> [GIVEN INSTRUCTION]:
Write out each entry, exactly the way it appears.

------------------------------

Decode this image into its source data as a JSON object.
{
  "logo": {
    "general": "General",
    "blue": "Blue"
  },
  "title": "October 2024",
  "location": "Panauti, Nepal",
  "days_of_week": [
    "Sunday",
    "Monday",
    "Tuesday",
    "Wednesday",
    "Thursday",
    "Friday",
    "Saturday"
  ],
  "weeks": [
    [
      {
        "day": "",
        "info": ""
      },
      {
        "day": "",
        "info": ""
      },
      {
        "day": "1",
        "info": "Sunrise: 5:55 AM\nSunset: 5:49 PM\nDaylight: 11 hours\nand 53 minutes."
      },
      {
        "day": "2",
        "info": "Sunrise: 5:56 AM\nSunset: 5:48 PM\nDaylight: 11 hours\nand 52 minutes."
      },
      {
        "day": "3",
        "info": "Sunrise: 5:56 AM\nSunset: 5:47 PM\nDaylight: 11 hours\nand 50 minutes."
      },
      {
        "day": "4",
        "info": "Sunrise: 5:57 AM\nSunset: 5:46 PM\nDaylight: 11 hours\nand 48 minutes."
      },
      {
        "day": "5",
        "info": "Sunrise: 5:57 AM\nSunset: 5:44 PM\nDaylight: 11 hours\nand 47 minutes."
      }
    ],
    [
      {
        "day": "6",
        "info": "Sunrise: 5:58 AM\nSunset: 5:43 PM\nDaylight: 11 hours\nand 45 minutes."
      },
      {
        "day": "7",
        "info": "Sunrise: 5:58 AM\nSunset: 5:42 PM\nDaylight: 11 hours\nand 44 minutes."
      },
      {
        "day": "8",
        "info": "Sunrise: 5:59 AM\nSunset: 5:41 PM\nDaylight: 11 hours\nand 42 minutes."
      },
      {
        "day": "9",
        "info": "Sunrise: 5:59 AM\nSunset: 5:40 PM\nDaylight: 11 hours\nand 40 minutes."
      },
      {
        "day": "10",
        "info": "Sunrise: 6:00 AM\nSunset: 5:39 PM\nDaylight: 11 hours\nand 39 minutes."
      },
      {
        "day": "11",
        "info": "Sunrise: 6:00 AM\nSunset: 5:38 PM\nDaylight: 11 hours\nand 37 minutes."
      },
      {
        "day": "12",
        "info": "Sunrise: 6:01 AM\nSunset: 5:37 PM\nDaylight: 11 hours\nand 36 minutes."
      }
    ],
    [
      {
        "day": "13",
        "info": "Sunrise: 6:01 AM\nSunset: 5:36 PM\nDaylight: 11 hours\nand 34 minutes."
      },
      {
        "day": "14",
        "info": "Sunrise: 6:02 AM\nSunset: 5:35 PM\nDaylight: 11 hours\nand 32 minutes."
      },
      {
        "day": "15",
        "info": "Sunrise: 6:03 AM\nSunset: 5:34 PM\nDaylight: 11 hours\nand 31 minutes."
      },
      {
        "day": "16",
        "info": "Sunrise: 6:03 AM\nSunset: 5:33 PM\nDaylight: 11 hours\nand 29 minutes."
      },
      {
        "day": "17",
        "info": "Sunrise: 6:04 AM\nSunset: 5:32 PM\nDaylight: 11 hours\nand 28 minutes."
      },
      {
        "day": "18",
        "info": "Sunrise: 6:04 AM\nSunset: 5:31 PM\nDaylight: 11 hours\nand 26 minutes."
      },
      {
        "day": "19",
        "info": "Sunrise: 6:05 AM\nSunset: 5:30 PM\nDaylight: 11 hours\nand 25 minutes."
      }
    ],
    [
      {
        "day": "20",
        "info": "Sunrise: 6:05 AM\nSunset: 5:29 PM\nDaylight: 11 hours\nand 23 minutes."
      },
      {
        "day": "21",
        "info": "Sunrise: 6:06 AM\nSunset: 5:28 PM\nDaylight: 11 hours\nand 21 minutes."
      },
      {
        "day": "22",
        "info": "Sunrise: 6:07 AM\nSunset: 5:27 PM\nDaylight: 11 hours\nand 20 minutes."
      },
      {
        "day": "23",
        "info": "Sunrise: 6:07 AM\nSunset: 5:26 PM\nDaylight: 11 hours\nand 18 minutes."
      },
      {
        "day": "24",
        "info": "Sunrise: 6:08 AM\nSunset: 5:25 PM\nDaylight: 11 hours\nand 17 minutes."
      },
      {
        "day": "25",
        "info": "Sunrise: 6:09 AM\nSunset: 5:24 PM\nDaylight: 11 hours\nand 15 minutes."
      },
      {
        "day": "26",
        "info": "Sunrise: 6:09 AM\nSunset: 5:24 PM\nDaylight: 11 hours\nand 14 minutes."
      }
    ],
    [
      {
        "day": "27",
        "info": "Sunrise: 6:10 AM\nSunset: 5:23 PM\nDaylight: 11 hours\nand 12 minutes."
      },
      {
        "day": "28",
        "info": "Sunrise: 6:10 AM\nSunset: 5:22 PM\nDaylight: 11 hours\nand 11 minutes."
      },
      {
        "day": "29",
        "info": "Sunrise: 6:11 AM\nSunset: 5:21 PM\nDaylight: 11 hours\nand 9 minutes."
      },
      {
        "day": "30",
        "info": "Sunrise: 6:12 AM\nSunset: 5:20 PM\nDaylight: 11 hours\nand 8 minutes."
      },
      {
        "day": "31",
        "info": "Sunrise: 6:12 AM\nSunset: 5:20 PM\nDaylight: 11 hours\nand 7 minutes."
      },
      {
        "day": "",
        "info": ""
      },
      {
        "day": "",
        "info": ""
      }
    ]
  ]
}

------------------------------

> [TASK RESULT]:
Decode this image into its source data as a JSON object.
{
  "logo": {
    "general": "General",
    "blue": "Blue"
  },
  "title": "October 2024",
  "location": "Panauti, Nepal",
  "days_of_week": [
    "Sunday",
    "Monday",
    "Tuesday",
    "Wednesday",
    "Thursday",
    "Friday",
    "Saturday"
  ],
  "weeks": [
    [
      {
        "day": "",
        "info": ""
      },
      {
        "day": "",
        "info": ""
      },
      {
        "day": "1",
        "info": "Sunrise: 5:55 AM\nSunset: 5:49 PM\nDaylight: 11 hours\nand 53 minutes."
      },
      {
        "day": "2",
        "info": "Sunrise: 5:56 AM\nSunset: 5:48 PM\nDaylight: 11 hours\nand 52 minutes."
      },
      {
        "day": "3",
        "info": "Sunrise: 5:56 AM\nSunset: 5:47 PM\nDaylight: 11 hours\nand 50 minutes."
      },
      {
        "day": "4",
        "info": "Sunrise: 5:57 AM\nSunset: 5:46 PM\nDaylight: 11 hours\nand 48 minutes."
      },
      {
        "day": "5",
        "info": "Sunrise: 5:57 AM\nSunset: 5:44 PM\nDaylight: 11 hours\nand 47 minutes."
      }
    ],
    [
      {
        "day": "6",
        "info": "Sunrise: 5:58 AM\nSunset: 5:43 PM\nDaylight: 11 hours\nand 45 minutes."
      },
      {
        "day": "7",
        "info": "Sunrise: 5:58 AM\nSunset: 5:42 PM\nDaylight: 11 hours\nand 44 minutes."
      },
      {
        "day": "8",
        "info": "Sunrise: 5:59 AM\nSunset: 5:41 PM\nDaylight: 11 hours\nand 42 minutes."
      },
      {
        "day": "9",
        "info": "Sunrise: 5:59 AM\nSunset: 5:40 PM\nDaylight: 11 hours\nand 40 minutes."
      },
      {
        "day": "10",
        "info": "Sunrise: 6:00 AM\nSunset: 5:39 PM\nDaylight: 11 hours\nand 39 minutes."
      },
      {
        "day": "11",
        "info": "Sunrise: 6:00 AM\nSunset: 5:38 PM\nDaylight: 11 hours\nand 37 minutes."
      },
      {
        "day": "12",
        "info": "Sunrise: 6:01 AM\nSunset: 5:37 PM\nDaylight: 11 hours\nand 36 minutes."
      }
    ],
    [
      {
        "day": "13",
        "info": "Sunrise: 6:01 AM\nSunset: 5:36 PM\nDaylight: 11 hours\nand 34 minutes."
      },
      {
        "day": "14",
        "info": "Sunrise: 6:02 AM\nSunset: 5:35 PM\nDaylight: 11 hours\nand 32 minutes."
      },
      {
        "day": "15",
        "info": "Sunrise: 6:03 AM\nSunset: 5:34 PM\nDaylight: 11 hours\nand 31 minutes."
      },
      {
        "day": "16",
        "info": "Sunrise: 6:03 AM\nSunset: 5:33 PM\nDaylight: 11 hours\nand 29 minutes."
      },
      {
        "day": "17",
        "info": "Sunrise: 6:04 AM\nSunset: 5:32 PM\nDaylight: 11 hours\nand 28 minutes."
      },
      {
        "day": "18",
        "info": "Sunrise: 6:04 AM\nSunset: 5:31 PM\nDaylight: 11 hours\nand 26 minutes."
      },
      {
        "day": "19",
        "info": "Sunrise: 6:05 AM\nSunset: 5:30 PM\nDaylight: 11 hours\nand 25 minutes."
      }
    ],
    [
      {
        "day": "20",
        "info": "Sunrise: 6:05 AM\nSunset: 5:29 PM\nDaylight: 11 hours\nand 23 minutes."
      },
      {
        "day": "21",
        "info": "Sunrise: 6:06 AM\nSunset: 5:28 PM\nDaylight: 11 hours\nand 21 minutes."
      },
      {
        "day": "22",
        "info": "Sunrise: 6:07 AM\nSunset: 5:27 PM\nDaylight: 11 hours\nand 20 minutes."
      },
      {
        "day": "23",
        "info": "Sunrise: 6:07 AM\nSunset: 5:26 PM\nDaylight: 11 hours\nand 18 minutes."
      },
      {
        "day": "24",
        "info": "Sunrise: 6:08 AM\nSunset: 5:25 PM\nDaylight: 11 hours\nand 17 minutes."
      },
      {
        "day": "25",
        "info": "Sunrise: 6:09 AM\nSunset: 5:24 PM\nDaylight: 11 hours\nand 15 minutes."
      },
      {
        "day": "26",
        "info": "Sunrise: 6:09 AM\nSunset: 5:24 PM\nDaylight: 11 hours\nand 14 minutes."
      }
    ],
    [
      {
        "day": "27",
        "info": "Sunrise: 6:10 AM\nSunset: 5:23 PM\nDaylight: 11 hours\nand 12 minutes."
      },
      {
        "day": "28",
        "info": "Sunrise: 6:10 AM\nSunset: 5:22 PM\nDaylight: 11 hours\nand 11 minutes."
      },
      {
        "day": "29",
        "info": "Sunrise: 6:11 AM\nSunset: 5:21 PM\nDaylight: 11 hours\nand 9 minutes."
      },
      {
        "day": "30",
        "info": "Sunrise: 6:12 AM\nSunset: 5:20 PM\nDaylight: 11 hours\nand 8 minutes."
      },
      {
        "day": "31",
        "info": "Sunrise: 6:12 AM\nSunset: 5:20 PM\nDaylight: 11 hours\nand 7 minutes."
      },
      {
        "day": "",
        "info": ""
      },
      {
        "day": "",
        "info": ""
      }
    ]
  ]
}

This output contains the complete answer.